Task directions: Reproduce the listing below in full and without alteration, apart from its pictures.

-- begin --

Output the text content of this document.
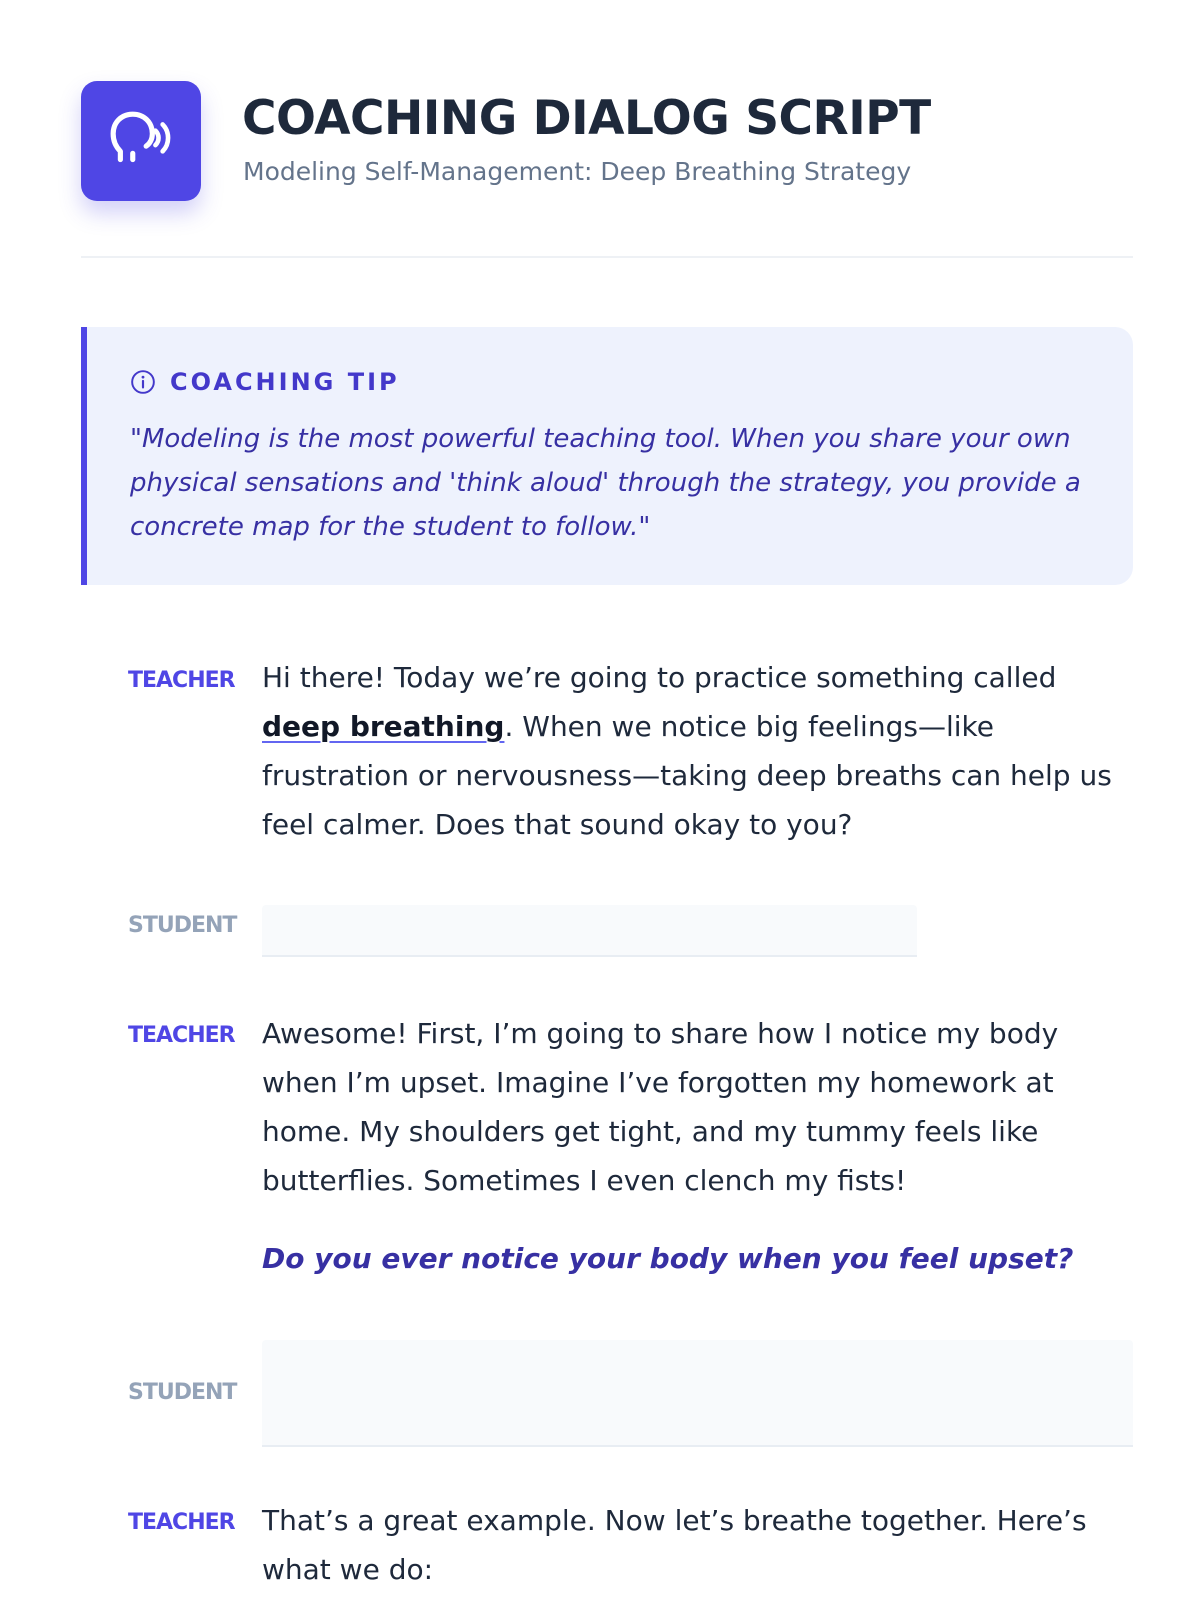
COACHING DIALOG SCRIPT

Modeling Self-Management: Deep Breathing Strategy

COACHING TIP

"Modeling is the most powerful teaching tool. When you share your own
physical sensations and 'think aloud' through the strategy, you provide a
concrete map for the student to follow."

TEACHER Hi there! Today we’re going to practice something called
deep breathing. When we notice big feelings—like
frustration or nervousness—taking deep breaths can help us
feel calmer. Does that sound okay to you?
STUDENT
TEACHER Awesome! First, I’m going to share how I notice my body
when I’m upset. Imagine I’ve forgotten my homework at
home. My shoulders get tight, and my tummy feels like
butterflies. Sometimes I even clench my fists!
Do you ever notice your body when you feel upset?
STUDENT
TEACHER That’s a great example. Now let’s breathe together. Here’s
what we do:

-- end --

Result of the task:
Output the text content of this document.
COACHING DIALOG SCRIPT

Modeling Self-Management: Deep Breathing Strategy

COACHING TIP

"Modeling is the most powerful teaching tool. When you share your own
physical sensations and 'think aloud' through the strategy, you provide a
concrete map for the student to follow."

TEACHER Hi there! Today we’re going to practice something called
deep breathing. When we notice big feelings—like
frustration or nervousness—taking deep breaths can help us
feel calmer. Does that sound okay to you?
STUDENT
TEACHER Awesome! First, I’m going to share how I notice my body
when I’m upset. Imagine I’ve forgotten my homework at
home. My shoulders get tight, and my tummy feels like
butterflies. Sometimes I even clench my fists!
Do you ever notice your body when you feel upset?
STUDENT
TEACHER That’s a great example. Now let’s breathe together. Here’s
what we do:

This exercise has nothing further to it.